## What is expected
Each entry here needs to be set down again exactly, please; pictures are left out.

## The input
--- begin ---
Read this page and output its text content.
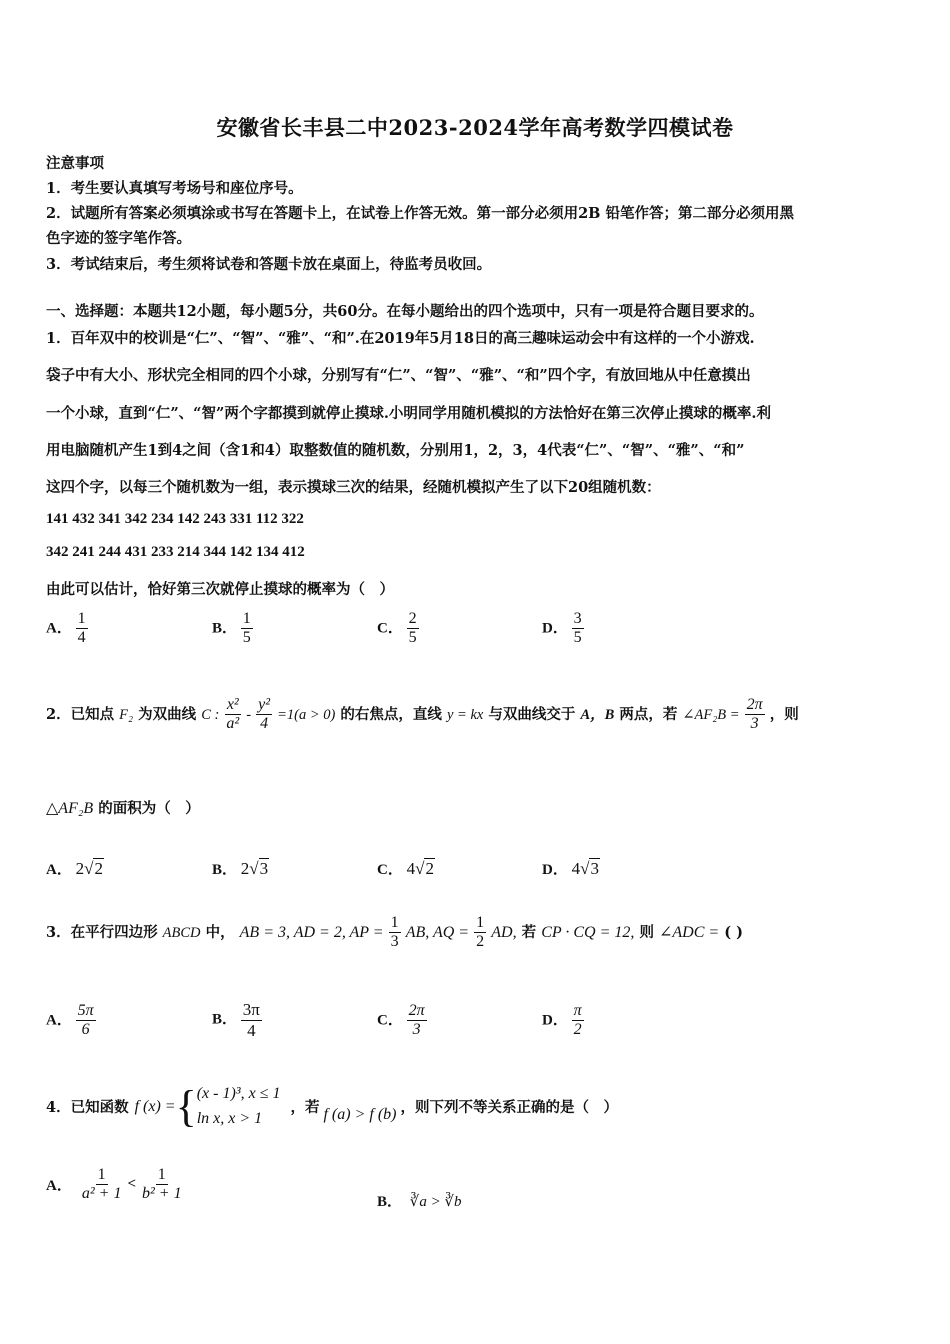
安徽省长丰县二中2023-2024学年高考数学四模试卷
注意事项
1．考生要认真填写考场号和座位序号。
2．试题所有答案必须填涂或书写在答题卡上，在试卷上作答无效。第一部分必须用2B 铅笔作答；第二部分必须用黑
色字迹的签字笔作答。
3．考试结束后，考生须将试卷和答题卡放在桌面上，待监考员收回。
一、选择题：本题共12小题，每小题5分，共60分。在每小题给出的四个选项中，只有一项是符合题目要求的。
1．百年双中的校训是“仁”、“智”、“雅”、“和”.在2019年5月18日的高三趣味运动会中有这样的一个小游戏.
袋子中有大小、形状完全相同的四个小球，分别写有“仁”、“智”、“雅”、“和”四个字，有放回地从中任意摸出
一个小球，直到“仁”、“智”两个字都摸到就停止摸球.小明同学用随机模拟的方法恰好在第三次停止摸球的概率.利
用电脑随机产生1到4之间（含1和4）取整数值的随机数，分别用1，2，3，4代表“仁”、“智”、“雅”、“和”
这四个字，以每三个随机数为一组，表示摸球三次的结果，经随机模拟产生了以下20组随机数：
141 432 341 342 234 142 243 331 112 322
342 241 244 431 233 214 344 142 134 412
由此可以估计，恰好第三次就停止摸球的概率为（　）
A． $\frac{1}{4}$	B． $\frac{1}{5}$	C． $\frac{2}{5}$	D． $\frac{3}{5}$
2．已知点 F₂ 为双曲线 C : $\frac{\text{x²}}{\text{a²}} - \frac{\text{y²}}{4} =1(a > 0)$ 的右焦点，直线 y = kx 与双曲线交于 A，B 两点，若 ∠AF₂B = $\frac{2\pi}{3}$ ，则
△AF₂B 的面积为（　）
A． 2√2	B． 2√3	C． 4√2	D． 4√3
3．在平行四边形 ABCD 中， AB = 3, AD = 2, AP = $\frac{1}{3}$ AB, AQ = $\frac{1}{2}$ AD, 若 CP · CQ = 12, 则 ∠ADC = ( )
A． $\frac{5\pi}{6}$	B． $\frac{3\pi}{4}$	C． $\frac{2\pi}{3}$	D． $\frac{\pi}{2}$
4．已知函数 f (x) = { (x - 1)³, x ≤ 1
ln x, x > 1
，若 f (a) > f (b) ，则下列不等关系正确的是（　）
A． $\frac{1}{\text{a² + 1}} < \frac{1}{\text{b² + 1}}$	B． ∛a > ∛b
--- end ---
## Written response
Read this page and output its text content.
安徽省长丰县二中2023-2024学年高考数学四模试卷
注意事项
1．考生要认真填写考场号和座位序号。
2．试题所有答案必须填涂或书写在答题卡上，在试卷上作答无效。第一部分必须用2B 铅笔作答；第二部分必须用黑
色字迹的签字笔作答。
3．考试结束后，考生须将试卷和答题卡放在桌面上，待监考员收回。
一、选择题：本题共12小题，每小题5分，共60分。在每小题给出的四个选项中，只有一项是符合题目要求的。
1．百年双中的校训是“仁”、“智”、“雅”、“和”.在2019年5月18日的高三趣味运动会中有这样的一个小游戏.
袋子中有大小、形状完全相同的四个小球，分别写有“仁”、“智”、“雅”、“和”四个字，有放回地从中任意摸出
一个小球，直到“仁”、“智”两个字都摸到就停止摸球.小明同学用随机模拟的方法恰好在第三次停止摸球的概率.利
用电脑随机产生1到4之间（含1和4）取整数值的随机数，分别用1，2，3，4代表“仁”、“智”、“雅”、“和”
这四个字，以每三个随机数为一组，表示摸球三次的结果，经随机模拟产生了以下20组随机数：
141 432 341 342 234 142 243 331 112 322
342 241 244 431 233 214 344 142 134 412
由此可以估计，恰好第三次就停止摸球的概率为（　）
A． $\frac{1}{4}$	B． $\frac{1}{5}$	C． $\frac{2}{5}$	D． $\frac{3}{5}$
2．已知点 F₂ 为双曲线 C : $\frac{\text{x²}}{\text{a²}} - \frac{\text{y²}}{4} =1(a > 0)$ 的右焦点，直线 y = kx 与双曲线交于 A，B 两点，若 ∠AF₂B = $\frac{2\pi}{3}$ ，则
△AF₂B 的面积为（　）
A． 2√2	B． 2√3	C． 4√2	D． 4√3
3．在平行四边形 ABCD 中， AB = 3, AD = 2, AP = $\frac{1}{3}$ AB, AQ = $\frac{1}{2}$ AD, 若 CP · CQ = 12, 则 ∠ADC = ( )
A． $\frac{5\pi}{6}$	B． $\frac{3\pi}{4}$	C． $\frac{2\pi}{3}$	D． $\frac{\pi}{2}$
4．已知函数 f (x) = { (x - 1)³, x ≤ 1
ln x, x > 1
，若 f (a) > f (b) ，则下列不等关系正确的是（　）
A． $\frac{1}{\text{a² + 1}} < \frac{1}{\text{b² + 1}}$	B． ∛a > ∛b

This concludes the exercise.